Check each line of the records for "photo"; collect those that have it.

**Dataset records**
════════════════

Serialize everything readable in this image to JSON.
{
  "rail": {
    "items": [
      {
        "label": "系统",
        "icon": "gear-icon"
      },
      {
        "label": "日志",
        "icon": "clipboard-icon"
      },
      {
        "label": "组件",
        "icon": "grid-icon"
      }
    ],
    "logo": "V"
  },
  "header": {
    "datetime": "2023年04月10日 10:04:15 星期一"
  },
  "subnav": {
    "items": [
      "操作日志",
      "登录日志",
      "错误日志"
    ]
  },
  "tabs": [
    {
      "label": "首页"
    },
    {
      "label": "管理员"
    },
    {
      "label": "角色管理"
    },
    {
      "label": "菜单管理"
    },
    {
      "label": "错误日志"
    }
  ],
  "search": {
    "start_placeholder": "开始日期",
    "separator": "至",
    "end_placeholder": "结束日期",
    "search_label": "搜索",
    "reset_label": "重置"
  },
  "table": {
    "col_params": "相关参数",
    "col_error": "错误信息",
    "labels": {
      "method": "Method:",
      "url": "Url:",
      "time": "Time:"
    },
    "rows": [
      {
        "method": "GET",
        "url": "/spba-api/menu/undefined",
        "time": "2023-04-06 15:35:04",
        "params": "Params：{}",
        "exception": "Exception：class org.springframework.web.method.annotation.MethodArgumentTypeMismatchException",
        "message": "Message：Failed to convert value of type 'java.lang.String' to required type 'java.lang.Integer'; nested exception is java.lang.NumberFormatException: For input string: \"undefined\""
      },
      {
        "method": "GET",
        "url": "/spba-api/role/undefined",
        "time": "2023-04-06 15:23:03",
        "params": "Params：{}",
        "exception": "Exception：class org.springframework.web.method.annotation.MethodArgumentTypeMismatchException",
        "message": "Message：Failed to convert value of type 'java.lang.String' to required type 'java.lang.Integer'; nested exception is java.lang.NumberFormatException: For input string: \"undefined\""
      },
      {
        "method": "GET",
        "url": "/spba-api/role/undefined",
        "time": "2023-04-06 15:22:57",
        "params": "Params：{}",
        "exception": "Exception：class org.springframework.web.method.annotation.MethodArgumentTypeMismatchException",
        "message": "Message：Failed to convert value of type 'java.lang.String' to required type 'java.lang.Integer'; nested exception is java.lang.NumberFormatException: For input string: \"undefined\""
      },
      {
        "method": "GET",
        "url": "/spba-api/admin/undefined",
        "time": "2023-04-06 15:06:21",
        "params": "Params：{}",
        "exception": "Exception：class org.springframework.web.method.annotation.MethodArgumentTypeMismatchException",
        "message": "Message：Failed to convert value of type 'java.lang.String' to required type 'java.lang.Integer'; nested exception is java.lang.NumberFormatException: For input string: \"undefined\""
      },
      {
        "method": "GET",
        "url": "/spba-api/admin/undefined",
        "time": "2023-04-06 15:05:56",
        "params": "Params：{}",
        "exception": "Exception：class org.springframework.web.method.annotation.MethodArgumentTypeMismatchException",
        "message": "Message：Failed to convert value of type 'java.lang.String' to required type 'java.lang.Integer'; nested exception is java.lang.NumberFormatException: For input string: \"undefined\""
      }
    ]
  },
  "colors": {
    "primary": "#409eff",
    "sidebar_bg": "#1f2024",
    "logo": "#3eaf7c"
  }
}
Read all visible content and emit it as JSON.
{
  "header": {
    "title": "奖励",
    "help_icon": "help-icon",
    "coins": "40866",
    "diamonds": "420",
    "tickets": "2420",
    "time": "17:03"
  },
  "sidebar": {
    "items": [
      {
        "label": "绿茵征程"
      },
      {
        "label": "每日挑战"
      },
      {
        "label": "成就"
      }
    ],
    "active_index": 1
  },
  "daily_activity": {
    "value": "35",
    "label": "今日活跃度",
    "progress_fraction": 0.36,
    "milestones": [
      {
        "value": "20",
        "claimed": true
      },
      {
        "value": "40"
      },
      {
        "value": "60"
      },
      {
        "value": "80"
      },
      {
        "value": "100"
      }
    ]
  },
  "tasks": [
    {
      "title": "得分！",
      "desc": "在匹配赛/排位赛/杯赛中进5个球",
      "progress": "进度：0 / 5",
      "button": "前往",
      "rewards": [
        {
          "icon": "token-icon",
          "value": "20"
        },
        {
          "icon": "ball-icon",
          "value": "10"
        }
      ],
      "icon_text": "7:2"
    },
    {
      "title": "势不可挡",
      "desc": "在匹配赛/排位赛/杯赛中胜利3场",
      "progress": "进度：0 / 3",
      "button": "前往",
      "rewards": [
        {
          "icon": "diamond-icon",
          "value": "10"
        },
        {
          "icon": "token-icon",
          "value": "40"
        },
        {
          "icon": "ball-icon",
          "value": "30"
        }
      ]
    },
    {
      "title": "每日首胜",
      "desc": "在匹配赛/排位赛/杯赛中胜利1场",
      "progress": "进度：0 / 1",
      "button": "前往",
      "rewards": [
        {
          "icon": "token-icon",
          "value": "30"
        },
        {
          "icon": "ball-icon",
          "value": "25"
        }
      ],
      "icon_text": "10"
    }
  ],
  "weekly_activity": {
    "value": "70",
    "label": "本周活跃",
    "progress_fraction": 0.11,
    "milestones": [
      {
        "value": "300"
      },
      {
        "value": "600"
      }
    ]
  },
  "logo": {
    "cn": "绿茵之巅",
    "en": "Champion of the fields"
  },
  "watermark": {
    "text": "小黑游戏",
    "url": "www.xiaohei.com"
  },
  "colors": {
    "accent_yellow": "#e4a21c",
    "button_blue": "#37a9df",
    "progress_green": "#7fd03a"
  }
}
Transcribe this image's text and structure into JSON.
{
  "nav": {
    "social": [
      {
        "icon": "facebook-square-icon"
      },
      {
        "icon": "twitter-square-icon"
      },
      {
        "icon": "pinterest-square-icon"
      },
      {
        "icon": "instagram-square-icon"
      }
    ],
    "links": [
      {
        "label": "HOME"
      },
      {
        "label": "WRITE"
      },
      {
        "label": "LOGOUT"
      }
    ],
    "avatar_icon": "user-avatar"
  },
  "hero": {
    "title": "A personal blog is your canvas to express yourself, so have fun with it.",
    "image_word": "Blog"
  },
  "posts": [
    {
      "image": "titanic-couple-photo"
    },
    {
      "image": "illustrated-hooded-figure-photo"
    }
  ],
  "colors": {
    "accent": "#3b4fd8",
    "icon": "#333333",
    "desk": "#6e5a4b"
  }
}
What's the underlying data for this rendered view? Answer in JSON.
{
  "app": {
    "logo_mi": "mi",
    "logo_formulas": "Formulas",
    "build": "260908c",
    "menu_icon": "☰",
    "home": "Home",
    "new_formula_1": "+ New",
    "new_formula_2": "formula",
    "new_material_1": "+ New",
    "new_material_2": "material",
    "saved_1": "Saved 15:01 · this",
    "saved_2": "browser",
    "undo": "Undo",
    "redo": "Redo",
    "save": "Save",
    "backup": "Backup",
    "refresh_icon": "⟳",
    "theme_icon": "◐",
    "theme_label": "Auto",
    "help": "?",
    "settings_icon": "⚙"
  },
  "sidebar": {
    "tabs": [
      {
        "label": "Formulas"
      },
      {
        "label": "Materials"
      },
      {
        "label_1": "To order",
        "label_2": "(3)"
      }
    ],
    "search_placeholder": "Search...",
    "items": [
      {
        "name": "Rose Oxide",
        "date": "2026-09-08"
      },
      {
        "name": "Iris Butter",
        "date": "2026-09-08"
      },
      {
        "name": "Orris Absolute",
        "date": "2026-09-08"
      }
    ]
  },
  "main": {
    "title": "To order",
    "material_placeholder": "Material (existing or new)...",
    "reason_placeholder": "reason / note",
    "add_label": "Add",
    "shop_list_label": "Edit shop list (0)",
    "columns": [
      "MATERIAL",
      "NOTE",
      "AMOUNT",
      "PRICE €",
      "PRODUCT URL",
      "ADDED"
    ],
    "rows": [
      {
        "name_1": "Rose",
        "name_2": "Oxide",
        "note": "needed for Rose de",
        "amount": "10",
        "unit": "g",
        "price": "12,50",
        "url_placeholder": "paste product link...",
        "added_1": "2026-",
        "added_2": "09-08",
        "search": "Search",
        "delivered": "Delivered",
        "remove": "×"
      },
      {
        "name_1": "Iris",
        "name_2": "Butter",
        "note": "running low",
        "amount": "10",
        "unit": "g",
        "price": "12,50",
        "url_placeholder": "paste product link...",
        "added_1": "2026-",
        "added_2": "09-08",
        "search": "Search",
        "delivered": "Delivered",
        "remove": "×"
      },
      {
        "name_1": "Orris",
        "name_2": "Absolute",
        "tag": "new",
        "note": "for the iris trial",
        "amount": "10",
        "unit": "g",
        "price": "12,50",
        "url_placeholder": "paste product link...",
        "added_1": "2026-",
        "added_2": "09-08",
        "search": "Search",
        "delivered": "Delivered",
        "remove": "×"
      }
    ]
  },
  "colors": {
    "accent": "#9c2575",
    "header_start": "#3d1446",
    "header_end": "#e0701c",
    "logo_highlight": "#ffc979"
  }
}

════════════════

**The completed task**
      "image": "titanic-couple-photo"
      "image": "illustrated-hooded-figure-photo"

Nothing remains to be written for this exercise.